→ Recorded data
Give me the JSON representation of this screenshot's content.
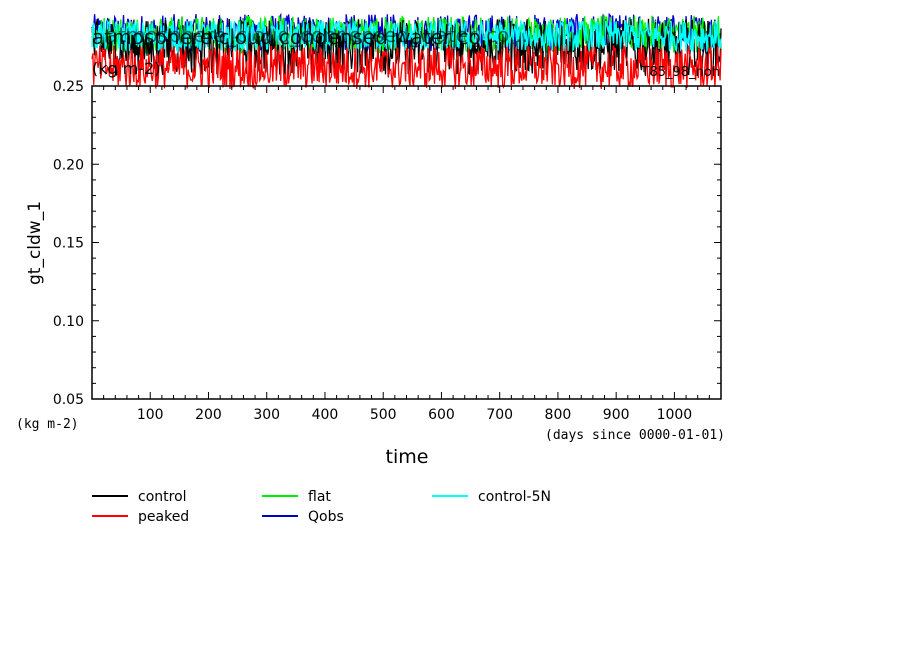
{
  "chart_data": {
    "type": "line",
    "title": "atmosphere cloud condensed water co...",
    "title_overprint": "atmosphere_cloud_condensed_water_co...",
    "title_units": "(kg m-2)",
    "corner_label": "T85_98_noh",
    "ylabel": "gt_cldw_1",
    "yunits_label": "(kg m-2)",
    "xlabel": "time",
    "xunits_label": "(days since 0000-01-01)",
    "xlim": [
      0,
      1080
    ],
    "ylim": [
      0.05,
      0.25
    ],
    "xticks": [
      100,
      200,
      300,
      400,
      500,
      600,
      700,
      800,
      900,
      1000
    ],
    "yticks": [
      0.05,
      0.1,
      0.15,
      0.2,
      0.25
    ],
    "ytick_labels": [
      "0.05",
      "0.10",
      "0.15",
      "0.20",
      "0.25"
    ],
    "grid": false,
    "legend_position": "bottom",
    "series": [
      {
        "name": "control",
        "color": "#000000",
        "mean": 0.275,
        "spread": 0.018
      },
      {
        "name": "peaked",
        "color": "#ff0000",
        "mean": 0.262,
        "spread": 0.014
      },
      {
        "name": "flat",
        "color": "#00ee00",
        "mean": 0.283,
        "spread": 0.012
      },
      {
        "name": "Qobs",
        "color": "#0000cc",
        "mean": 0.284,
        "spread": 0.012
      },
      {
        "name": "control-5N",
        "color": "#00ffff",
        "mean": 0.282,
        "spread": 0.01
      }
    ],
    "legend_order": [
      "control",
      "flat",
      "control-5N",
      "peaked",
      "Qobs"
    ]
  }
}
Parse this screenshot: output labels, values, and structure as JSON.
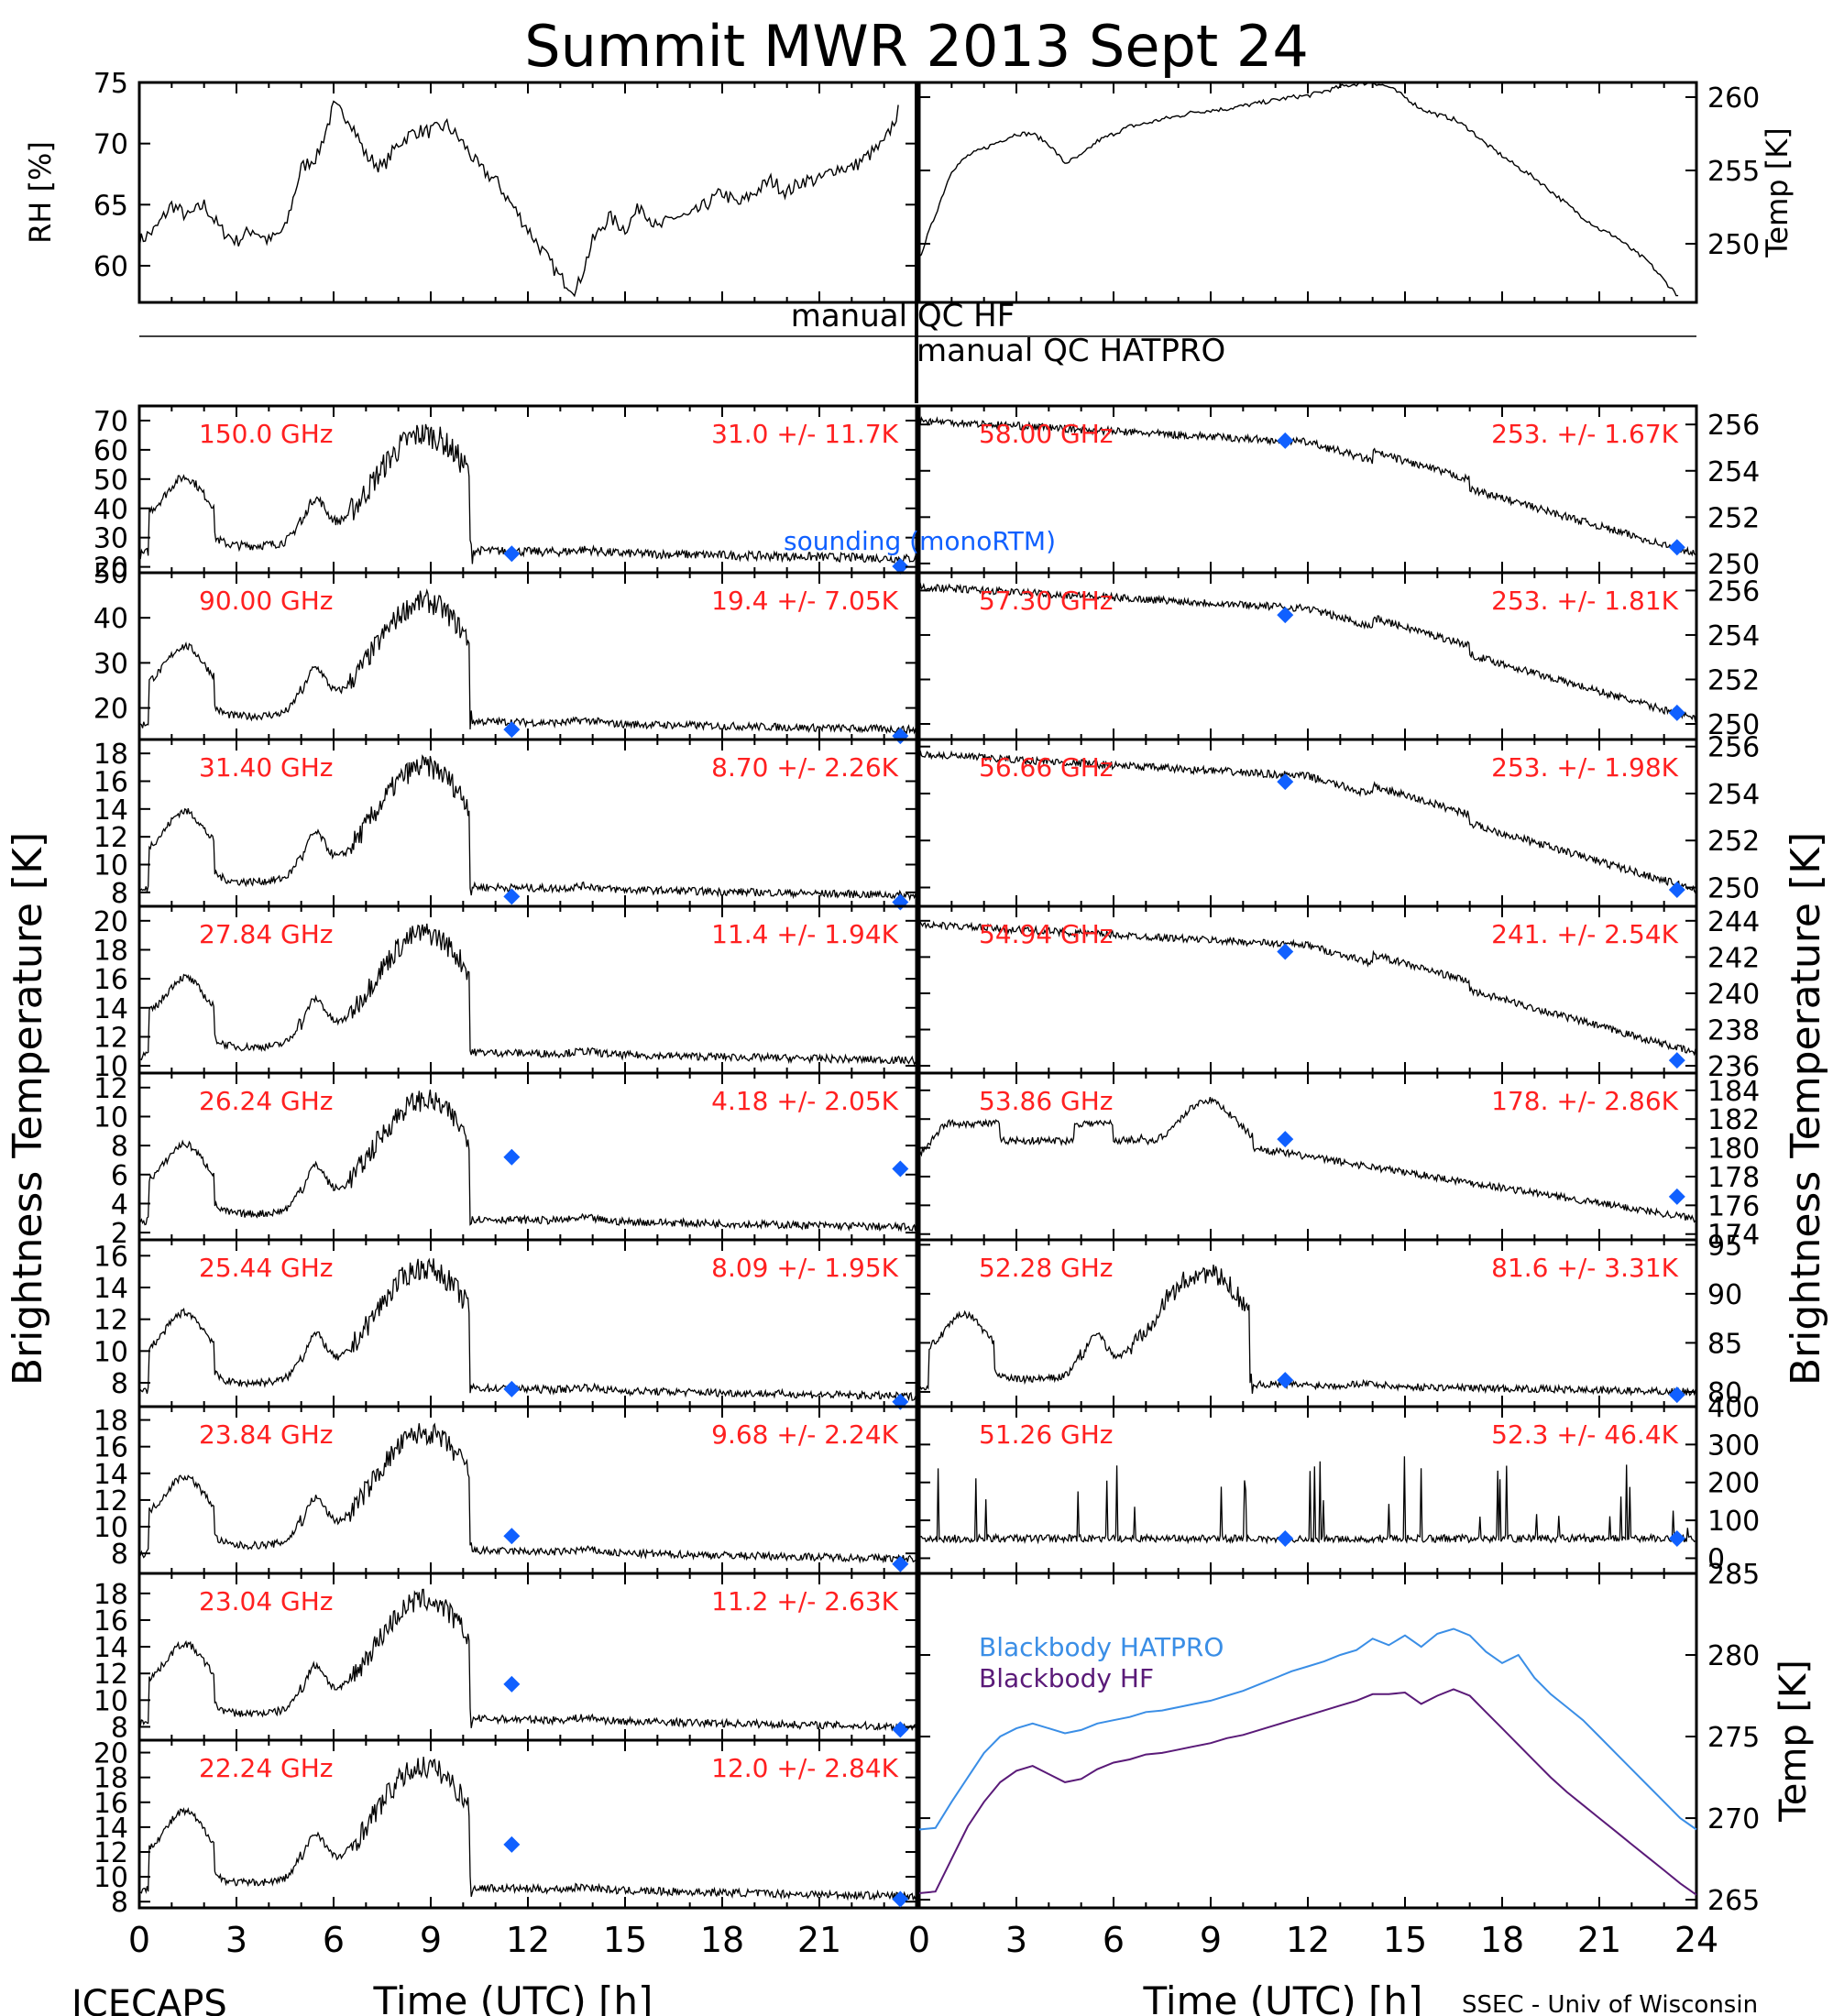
{
  "title": "Summit MWR 2013 Sept 24",
  "footer": {
    "left": "ICECAPS",
    "right": "SSEC - Univ of Wisconsin"
  },
  "colors": {
    "trace": "#000000",
    "channel_label": "#ff2020",
    "sounding": "#1060ff",
    "bb_hatpro": "#3a8ee6",
    "bb_hf": "#5a1a78"
  },
  "left_axis_label": "Brightness Temperature [K]",
  "right_axis_label": "Brightness Temperature [K]",
  "x_axis": {
    "label": "Time (UTC) [h]",
    "ticks": [
      0,
      3,
      6,
      9,
      12,
      15,
      18,
      21
    ],
    "ticks_right": [
      0,
      3,
      6,
      9,
      12,
      15,
      18,
      21,
      24
    ],
    "range": [
      0,
      24
    ]
  },
  "qc": {
    "hf": "manual QC HF",
    "hatpro": "manual QC HATPRO"
  },
  "sounding_label": "sounding (monoRTM)",
  "chart_data": [
    {
      "type": "line",
      "id": "rh",
      "ylabel": "RH [%]",
      "ylim": [
        57,
        75
      ],
      "yticks": [
        60,
        65,
        70,
        75
      ],
      "x": [
        0,
        0.5,
        1,
        1.5,
        2,
        2.5,
        3,
        3.5,
        4,
        4.5,
        5,
        5.5,
        6,
        6.5,
        7,
        7.5,
        8,
        8.5,
        9,
        9.5,
        10,
        10.5,
        11,
        11.5,
        12,
        12.5,
        13,
        13.5,
        14,
        14.5,
        15,
        15.5,
        16,
        16.5,
        17,
        17.5,
        18,
        18.5,
        19,
        19.5,
        20,
        20.5,
        21,
        21.5,
        22,
        22.5,
        23,
        23.5
      ],
      "values": [
        62,
        63,
        65,
        64,
        65,
        63,
        62,
        63,
        62,
        63,
        68,
        69,
        73,
        72,
        69,
        68,
        70,
        71,
        71,
        71.5,
        70,
        68,
        67,
        65,
        63,
        61,
        59,
        58,
        62,
        64,
        63,
        65,
        63,
        64,
        64,
        65,
        66,
        65,
        66,
        67,
        66,
        67,
        67,
        68,
        68,
        69,
        70,
        73
      ]
    },
    {
      "type": "line",
      "id": "air_temp",
      "ylabel": "Temp [K]",
      "ylim": [
        246,
        261
      ],
      "yticks": [
        250,
        255,
        260
      ],
      "x": [
        0,
        0.5,
        1,
        1.5,
        2,
        2.5,
        3,
        3.5,
        4,
        4.5,
        5,
        5.5,
        6,
        6.5,
        7,
        7.5,
        8,
        8.5,
        9,
        9.5,
        10,
        10.5,
        11,
        11.5,
        12,
        12.5,
        13,
        13.5,
        14,
        14.5,
        15,
        15.5,
        16,
        16.5,
        17,
        17.5,
        18,
        18.5,
        19,
        19.5,
        20,
        20.5,
        21,
        21.5,
        22,
        22.5,
        23,
        23.5
      ],
      "values": [
        249,
        252,
        255,
        256,
        256.5,
        257,
        257.5,
        257.5,
        256.8,
        255.5,
        256,
        257,
        257.5,
        258,
        258.2,
        258.5,
        258.7,
        259,
        259.1,
        259.2,
        259.4,
        259.6,
        259.8,
        260,
        260.1,
        260.4,
        260.7,
        260.9,
        261,
        260.7,
        260,
        259.2,
        258.8,
        258.5,
        257.8,
        256.8,
        256,
        255.2,
        254.5,
        253.6,
        252.7,
        251.8,
        251,
        250.5,
        249.6,
        248.8,
        247.5,
        246.3
      ]
    },
    {
      "type": "line",
      "id": "150.0",
      "side": "left",
      "freq_label": "150.0 GHz",
      "stat": "31.0 +/- 11.7K",
      "ylim": [
        18,
        75
      ],
      "yticks": [
        20,
        30,
        40,
        50,
        60,
        70
      ],
      "shape": "wet",
      "lo": 21,
      "hi": 72,
      "noise": 0.06,
      "sounding": [
        [
          11.5,
          24.5
        ],
        [
          23.5,
          20.2
        ]
      ]
    },
    {
      "type": "line",
      "id": "90.00",
      "side": "left",
      "freq_label": "90.00 GHz",
      "stat": "19.4 +/- 7.05K",
      "ylim": [
        13,
        50
      ],
      "yticks": [
        20,
        30,
        40,
        50
      ],
      "shape": "wet",
      "lo": 14,
      "hi": 48,
      "noise": 0.05,
      "sounding": [
        [
          11.5,
          15.2
        ],
        [
          23.5,
          13.8
        ]
      ]
    },
    {
      "type": "line",
      "id": "31.40",
      "side": "left",
      "freq_label": "31.40 GHz",
      "stat": "8.70 +/- 2.26K",
      "ylim": [
        7,
        19
      ],
      "yticks": [
        8,
        10,
        12,
        14,
        16,
        18
      ],
      "shape": "wet",
      "lo": 7.4,
      "hi": 18.5,
      "noise": 0.05,
      "sounding": [
        [
          11.5,
          7.7
        ],
        [
          23.5,
          7.3
        ]
      ]
    },
    {
      "type": "line",
      "id": "27.84",
      "side": "left",
      "freq_label": "27.84 GHz",
      "stat": "11.4 +/- 1.94K",
      "ylim": [
        9.5,
        21
      ],
      "yticks": [
        10,
        12,
        14,
        16,
        18,
        20
      ],
      "shape": "wet",
      "lo": 10,
      "hi": 20.5,
      "noise": 0.05,
      "sounding": []
    },
    {
      "type": "line",
      "id": "26.24",
      "side": "left",
      "freq_label": "26.24 GHz",
      "stat": "4.18 +/- 2.05K",
      "ylim": [
        1.5,
        13
      ],
      "yticks": [
        2,
        4,
        6,
        8,
        10,
        12
      ],
      "shape": "wet",
      "lo": 2,
      "hi": 12.5,
      "noise": 0.05,
      "sounding": [
        [
          11.5,
          7.2
        ],
        [
          23.5,
          6.4
        ]
      ]
    },
    {
      "type": "line",
      "id": "25.44",
      "side": "left",
      "freq_label": "25.44 GHz",
      "stat": "8.09 +/- 1.95K",
      "ylim": [
        6.5,
        17
      ],
      "yticks": [
        8,
        10,
        12,
        14,
        16
      ],
      "shape": "wet",
      "lo": 6.8,
      "hi": 16.5,
      "noise": 0.05,
      "sounding": [
        [
          11.5,
          7.6
        ],
        [
          23.5,
          6.8
        ]
      ]
    },
    {
      "type": "line",
      "id": "23.84",
      "side": "left",
      "freq_label": "23.84 GHz",
      "stat": "9.68 +/- 2.24K",
      "ylim": [
        6.5,
        19
      ],
      "yticks": [
        8,
        10,
        12,
        14,
        16,
        18
      ],
      "shape": "wet",
      "lo": 7.2,
      "hi": 18.5,
      "noise": 0.05,
      "sounding": [
        [
          11.5,
          9.3
        ],
        [
          23.5,
          7.2
        ]
      ]
    },
    {
      "type": "line",
      "id": "23.04",
      "side": "left",
      "freq_label": "23.04 GHz",
      "stat": "11.2 +/- 2.63K",
      "ylim": [
        7,
        19.5
      ],
      "yticks": [
        8,
        10,
        12,
        14,
        16,
        18
      ],
      "shape": "wet",
      "lo": 7.6,
      "hi": 19,
      "noise": 0.05,
      "sounding": [
        [
          11.5,
          11.2
        ],
        [
          23.5,
          7.8
        ]
      ]
    },
    {
      "type": "line",
      "id": "22.24",
      "side": "left",
      "freq_label": "22.24 GHz",
      "stat": "12.0 +/- 2.84K",
      "ylim": [
        7.5,
        21
      ],
      "yticks": [
        8,
        10,
        12,
        14,
        16,
        18,
        20
      ],
      "shape": "wet",
      "lo": 8,
      "hi": 20.5,
      "noise": 0.05,
      "sounding": [
        [
          11.5,
          12.6
        ],
        [
          23.5,
          8.2
        ]
      ]
    },
    {
      "type": "line",
      "id": "58.00",
      "side": "right",
      "freq_label": "58.00 GHz",
      "stat": "253. +/- 1.67K",
      "ylim": [
        249.6,
        256.8
      ],
      "yticks": [
        250,
        252,
        254,
        256
      ],
      "shape": "cool",
      "lo": 250,
      "hi": 256.5,
      "noise": 0.05,
      "sounding": [
        [
          11.3,
          255.3
        ],
        [
          23.4,
          250.7
        ]
      ]
    },
    {
      "type": "line",
      "id": "57.30",
      "side": "right",
      "freq_label": "57.30 GHz",
      "stat": "253. +/- 1.81K",
      "ylim": [
        249.3,
        256.8
      ],
      "yticks": [
        250,
        252,
        254,
        256
      ],
      "shape": "cool",
      "lo": 249.8,
      "hi": 256.5,
      "noise": 0.05,
      "sounding": [
        [
          11.3,
          254.9
        ],
        [
          23.4,
          250.5
        ]
      ]
    },
    {
      "type": "line",
      "id": "56.66",
      "side": "right",
      "freq_label": "56.66 GHz",
      "stat": "253. +/- 1.98K",
      "ylim": [
        249.2,
        256.3
      ],
      "yticks": [
        250,
        252,
        254,
        256
      ],
      "shape": "cool",
      "lo": 249.5,
      "hi": 256,
      "noise": 0.05,
      "sounding": [
        [
          11.3,
          254.5
        ],
        [
          23.4,
          249.9
        ]
      ]
    },
    {
      "type": "line",
      "id": "54.94",
      "side": "right",
      "freq_label": "54.94 GHz",
      "stat": "241. +/- 2.54K",
      "ylim": [
        235.6,
        244.8
      ],
      "yticks": [
        236,
        238,
        240,
        242,
        244
      ],
      "shape": "cool",
      "lo": 236.2,
      "hi": 244.2,
      "noise": 0.05,
      "sounding": [
        [
          11.3,
          242.3
        ],
        [
          23.4,
          236.3
        ]
      ]
    },
    {
      "type": "line",
      "id": "53.86",
      "side": "right",
      "freq_label": "53.86 GHz",
      "stat": "178. +/- 2.86K",
      "ylim": [
        173.6,
        185.2
      ],
      "yticks": [
        174,
        176,
        178,
        180,
        182,
        184
      ],
      "shape": "mid",
      "lo": 174.5,
      "hi": 184.5,
      "noise": 0.05,
      "sounding": [
        [
          11.3,
          180.6
        ],
        [
          23.4,
          176.6
        ]
      ]
    },
    {
      "type": "line",
      "id": "52.28",
      "side": "right",
      "freq_label": "52.28 GHz",
      "stat": "81.6 +/- 3.31K",
      "ylim": [
        78.5,
        95.5
      ],
      "yticks": [
        80,
        85,
        90,
        95
      ],
      "shape": "wet",
      "lo": 79.5,
      "hi": 94,
      "noise": 0.05,
      "sounding": [
        [
          11.3,
          81.2
        ],
        [
          23.4,
          79.7
        ]
      ]
    },
    {
      "type": "line",
      "id": "51.26",
      "side": "right",
      "freq_label": "51.26 GHz",
      "stat": "52.3 +/- 46.4K",
      "ylim": [
        -40,
        400
      ],
      "yticks": [
        0,
        100,
        200,
        300,
        400
      ],
      "shape": "spiky",
      "lo": 40,
      "hi": 60,
      "noise": 0.05,
      "sounding": [
        [
          11.3,
          52
        ],
        [
          23.4,
          52
        ]
      ]
    },
    {
      "type": "line",
      "id": "blackbody",
      "ylabel": "Temp [K]",
      "ylim": [
        264.5,
        285
      ],
      "yticks": [
        265,
        270,
        275,
        280,
        285
      ],
      "x": [
        0,
        0.5,
        1,
        1.5,
        2,
        2.5,
        3,
        3.5,
        4,
        4.5,
        5,
        5.5,
        6,
        6.5,
        7,
        7.5,
        8,
        8.5,
        9,
        9.5,
        10,
        10.5,
        11,
        11.5,
        12,
        12.5,
        13,
        13.5,
        14,
        14.5,
        15,
        15.5,
        16,
        16.5,
        17,
        17.5,
        18,
        18.5,
        19,
        19.5,
        20,
        20.5,
        21,
        21.5,
        22,
        22.5,
        23,
        23.5,
        24
      ],
      "series": [
        {
          "name": "Blackbody HATPRO",
          "values": [
            269.3,
            269.4,
            271,
            272.5,
            274,
            275,
            275.5,
            275.8,
            275.5,
            275.2,
            275.4,
            275.8,
            276,
            276.2,
            276.5,
            276.6,
            276.8,
            277,
            277.2,
            277.5,
            277.8,
            278.2,
            278.6,
            279,
            279.3,
            279.6,
            280,
            280.3,
            281,
            280.6,
            281.2,
            280.5,
            281.3,
            281.6,
            281.2,
            280.2,
            279.5,
            280,
            278.6,
            277.6,
            276.8,
            276,
            275,
            274,
            273,
            272,
            271,
            270,
            269.3
          ]
        },
        {
          "name": "Blackbody HF",
          "values": [
            265.4,
            265.5,
            267.5,
            269.5,
            271,
            272.2,
            272.9,
            273.2,
            272.7,
            272.2,
            272.4,
            273,
            273.4,
            273.6,
            273.9,
            274,
            274.2,
            274.4,
            274.6,
            274.9,
            275.1,
            275.4,
            275.7,
            276,
            276.3,
            276.6,
            276.9,
            277.2,
            277.6,
            277.6,
            277.7,
            277,
            277.5,
            277.9,
            277.5,
            276.5,
            275.5,
            274.5,
            273.5,
            272.5,
            271.6,
            270.8,
            270,
            269.2,
            268.4,
            267.6,
            266.8,
            266,
            265.3
          ]
        }
      ]
    }
  ]
}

→ Work instructions
Each line containing the word "this" counts once; report the total alone.

→ Task response
2